(PROBLEM TO WORK ON) Find the lines holding the string "revolving" in the data, then copy all of them.

[Stored entries]

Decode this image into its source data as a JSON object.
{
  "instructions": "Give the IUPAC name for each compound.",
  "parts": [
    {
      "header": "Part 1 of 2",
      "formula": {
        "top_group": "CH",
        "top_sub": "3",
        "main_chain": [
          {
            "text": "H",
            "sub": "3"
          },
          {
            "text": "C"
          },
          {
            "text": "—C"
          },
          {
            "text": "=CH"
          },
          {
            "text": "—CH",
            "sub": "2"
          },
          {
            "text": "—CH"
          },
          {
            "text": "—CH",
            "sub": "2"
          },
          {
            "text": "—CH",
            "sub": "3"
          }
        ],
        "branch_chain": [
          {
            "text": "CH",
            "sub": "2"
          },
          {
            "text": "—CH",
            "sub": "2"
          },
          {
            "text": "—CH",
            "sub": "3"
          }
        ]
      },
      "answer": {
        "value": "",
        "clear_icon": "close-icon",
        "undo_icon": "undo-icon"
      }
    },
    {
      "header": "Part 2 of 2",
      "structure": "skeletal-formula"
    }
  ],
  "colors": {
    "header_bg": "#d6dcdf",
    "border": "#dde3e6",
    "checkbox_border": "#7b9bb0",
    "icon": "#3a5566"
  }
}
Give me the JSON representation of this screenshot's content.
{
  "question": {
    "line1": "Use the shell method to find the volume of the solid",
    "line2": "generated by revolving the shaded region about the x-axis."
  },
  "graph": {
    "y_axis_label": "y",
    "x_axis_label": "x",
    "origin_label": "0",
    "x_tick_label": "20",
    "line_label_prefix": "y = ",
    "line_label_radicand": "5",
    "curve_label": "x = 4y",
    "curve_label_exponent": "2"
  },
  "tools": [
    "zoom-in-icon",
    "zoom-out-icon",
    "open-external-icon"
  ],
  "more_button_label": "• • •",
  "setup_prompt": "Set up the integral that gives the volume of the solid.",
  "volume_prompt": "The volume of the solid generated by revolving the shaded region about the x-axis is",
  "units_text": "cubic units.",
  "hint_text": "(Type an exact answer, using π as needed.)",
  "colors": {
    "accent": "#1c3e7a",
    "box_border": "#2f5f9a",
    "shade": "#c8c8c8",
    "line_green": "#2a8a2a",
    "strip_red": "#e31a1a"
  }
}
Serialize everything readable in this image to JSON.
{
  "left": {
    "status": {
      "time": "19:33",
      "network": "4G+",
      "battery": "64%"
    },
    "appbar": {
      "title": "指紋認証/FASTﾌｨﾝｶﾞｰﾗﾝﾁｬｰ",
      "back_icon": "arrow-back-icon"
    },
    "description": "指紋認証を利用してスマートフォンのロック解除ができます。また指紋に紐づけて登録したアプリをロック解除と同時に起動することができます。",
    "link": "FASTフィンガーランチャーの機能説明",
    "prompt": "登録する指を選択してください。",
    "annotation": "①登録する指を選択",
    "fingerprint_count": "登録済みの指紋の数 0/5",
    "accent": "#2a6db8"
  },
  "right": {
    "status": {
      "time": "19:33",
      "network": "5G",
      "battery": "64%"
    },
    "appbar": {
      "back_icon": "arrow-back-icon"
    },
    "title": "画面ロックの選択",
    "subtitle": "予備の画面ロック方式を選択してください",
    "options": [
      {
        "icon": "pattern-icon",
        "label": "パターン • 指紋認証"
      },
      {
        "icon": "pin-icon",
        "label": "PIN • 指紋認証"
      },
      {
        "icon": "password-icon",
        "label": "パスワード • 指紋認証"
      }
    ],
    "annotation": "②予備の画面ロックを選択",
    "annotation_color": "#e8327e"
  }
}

(COMPLETE RESPONSE)
    "line2": "generated by revolving the shaded region about the x-axis."
  "volume_prompt": "The volume of the solid generated by revolving the shaded region about the x-axis is",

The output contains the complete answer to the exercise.